- Description of the task
Below are some records. Say how many of their lines contain the string "Park", and give nothing but the number.

- Raw data
»»

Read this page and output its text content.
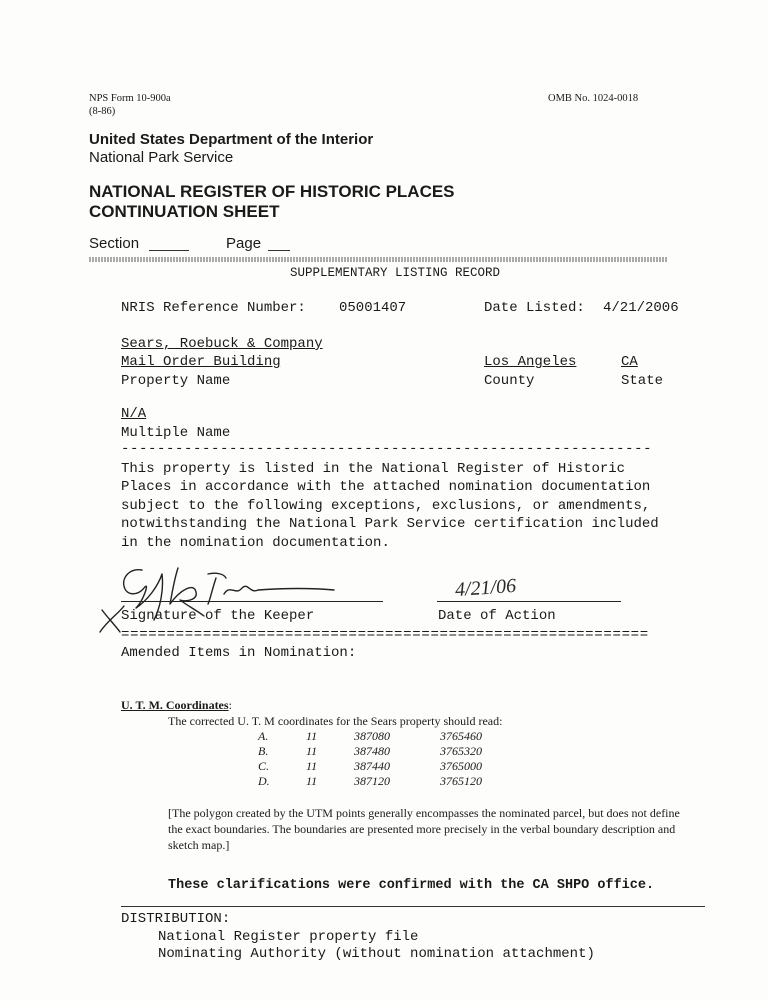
NPS Form 10-900a
(8-86)
OMB No. 1024-0018
United States Department of the Interior
National Park Service
NATIONAL REGISTER OF HISTORIC PLACES
CONTINUATION SHEET
Section	Page
SUPPLEMENTARY LISTING RECORD
NRIS Reference Number: 05001407	Date Listed: 4/21/2006
Sears, Roebuck & Company
Mail Order Building
Property Name
Los Angeles
County
CA
State
N/A
Multiple Name
-----------------------------------------------------------
This property is listed in the National Register of Historic
Places in accordance with the attached nomination documentation
subject to the following exceptions, exclusions, or amendments,
notwithstanding the National Park Service certification included
in the nomination documentation.
Signature of the Keeper
4/21/06
Date of Action
==========================================================
Amended Items in Nomination:
U. T. M. Coordinates:
The corrected U. T. M coordinates for the Sears property should read:
A.	11	387080	3765460
B.	11	387480	3765320
C.	11	387440	3765000
D.	11	387120	3765120
[The polygon created by the UTM points generally encompasses the nominated parcel, but does not define
the exact boundaries. The boundaries are presented more precisely in the verbal boundary description and
sketch map.]
These clarifications were confirmed with the CA SHPO office.
DISTRIBUTION:
National Register property file
Nominating Authority (without nomination attachment)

««

- Right answer
2